***** Material provided *****

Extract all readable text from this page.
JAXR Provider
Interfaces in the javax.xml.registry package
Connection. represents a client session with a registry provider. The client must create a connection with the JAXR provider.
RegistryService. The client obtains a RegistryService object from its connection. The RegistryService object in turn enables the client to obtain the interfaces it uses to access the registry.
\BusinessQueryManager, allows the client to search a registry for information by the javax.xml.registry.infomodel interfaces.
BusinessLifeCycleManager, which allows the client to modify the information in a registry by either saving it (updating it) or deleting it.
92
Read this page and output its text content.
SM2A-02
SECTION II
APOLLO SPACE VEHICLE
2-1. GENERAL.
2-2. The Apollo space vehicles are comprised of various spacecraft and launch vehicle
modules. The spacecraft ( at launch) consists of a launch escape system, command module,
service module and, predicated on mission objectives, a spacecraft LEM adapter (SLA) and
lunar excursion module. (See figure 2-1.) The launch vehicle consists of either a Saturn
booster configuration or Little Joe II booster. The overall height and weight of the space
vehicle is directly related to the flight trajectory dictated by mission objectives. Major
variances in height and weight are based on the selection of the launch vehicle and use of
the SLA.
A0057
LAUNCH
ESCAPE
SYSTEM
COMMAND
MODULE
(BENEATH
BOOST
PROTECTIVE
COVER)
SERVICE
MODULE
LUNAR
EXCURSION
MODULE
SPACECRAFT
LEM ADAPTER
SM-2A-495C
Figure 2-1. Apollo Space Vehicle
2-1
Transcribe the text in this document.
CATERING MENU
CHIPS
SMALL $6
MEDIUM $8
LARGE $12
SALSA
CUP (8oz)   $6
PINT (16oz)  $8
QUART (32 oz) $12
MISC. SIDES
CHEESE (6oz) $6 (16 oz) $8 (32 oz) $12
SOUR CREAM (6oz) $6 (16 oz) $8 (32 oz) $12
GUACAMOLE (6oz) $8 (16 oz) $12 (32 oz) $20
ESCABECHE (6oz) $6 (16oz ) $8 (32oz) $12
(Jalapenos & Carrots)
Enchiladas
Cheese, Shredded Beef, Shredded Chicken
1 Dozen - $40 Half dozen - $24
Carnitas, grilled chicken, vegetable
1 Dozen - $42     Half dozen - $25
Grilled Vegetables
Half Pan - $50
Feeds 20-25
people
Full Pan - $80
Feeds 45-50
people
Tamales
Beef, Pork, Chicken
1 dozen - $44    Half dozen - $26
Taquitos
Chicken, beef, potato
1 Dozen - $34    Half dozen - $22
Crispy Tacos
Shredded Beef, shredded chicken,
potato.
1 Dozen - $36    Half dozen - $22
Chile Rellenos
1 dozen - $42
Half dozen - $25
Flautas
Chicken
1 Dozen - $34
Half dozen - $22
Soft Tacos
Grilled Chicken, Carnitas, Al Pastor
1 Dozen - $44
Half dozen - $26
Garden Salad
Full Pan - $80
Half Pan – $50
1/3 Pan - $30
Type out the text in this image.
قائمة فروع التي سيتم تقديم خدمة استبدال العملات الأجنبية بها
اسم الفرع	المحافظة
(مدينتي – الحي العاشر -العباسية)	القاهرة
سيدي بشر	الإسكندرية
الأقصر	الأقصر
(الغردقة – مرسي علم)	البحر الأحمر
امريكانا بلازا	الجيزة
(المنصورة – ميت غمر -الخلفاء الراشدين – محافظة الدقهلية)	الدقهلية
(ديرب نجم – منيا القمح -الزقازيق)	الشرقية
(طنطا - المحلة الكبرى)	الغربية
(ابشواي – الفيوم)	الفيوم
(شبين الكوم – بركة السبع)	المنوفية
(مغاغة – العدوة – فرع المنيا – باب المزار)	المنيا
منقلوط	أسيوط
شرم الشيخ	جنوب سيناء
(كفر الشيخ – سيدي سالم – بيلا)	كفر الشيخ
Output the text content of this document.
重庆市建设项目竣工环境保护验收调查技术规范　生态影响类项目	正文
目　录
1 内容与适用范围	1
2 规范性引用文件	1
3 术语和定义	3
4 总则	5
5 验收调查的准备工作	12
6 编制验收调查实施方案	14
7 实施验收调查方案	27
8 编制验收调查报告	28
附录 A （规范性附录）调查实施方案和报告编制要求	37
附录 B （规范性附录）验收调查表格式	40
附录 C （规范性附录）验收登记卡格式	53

*****

Exercise directions.
Quote only the lines from the one containing "Output the text content of this document." through the final line of the records, with both ends included.

Full solution.
Output the text content of this document.
重庆市建设项目竣工环境保护验收调查技术规范　生态影响类项目	正文
目　录
1 内容与适用范围	1
2 规范性引用文件	1
3 术语和定义	3
4 总则	5
5 验收调查的准备工作	12
6 编制验收调查实施方案	14
7 实施验收调查方案	27
8 编制验收调查报告	28
附录 A （规范性附录）调查实施方案和报告编制要求	37
附录 B （规范性附录）验收调查表格式	40
附录 C （规范性附录）验收登记卡格式	53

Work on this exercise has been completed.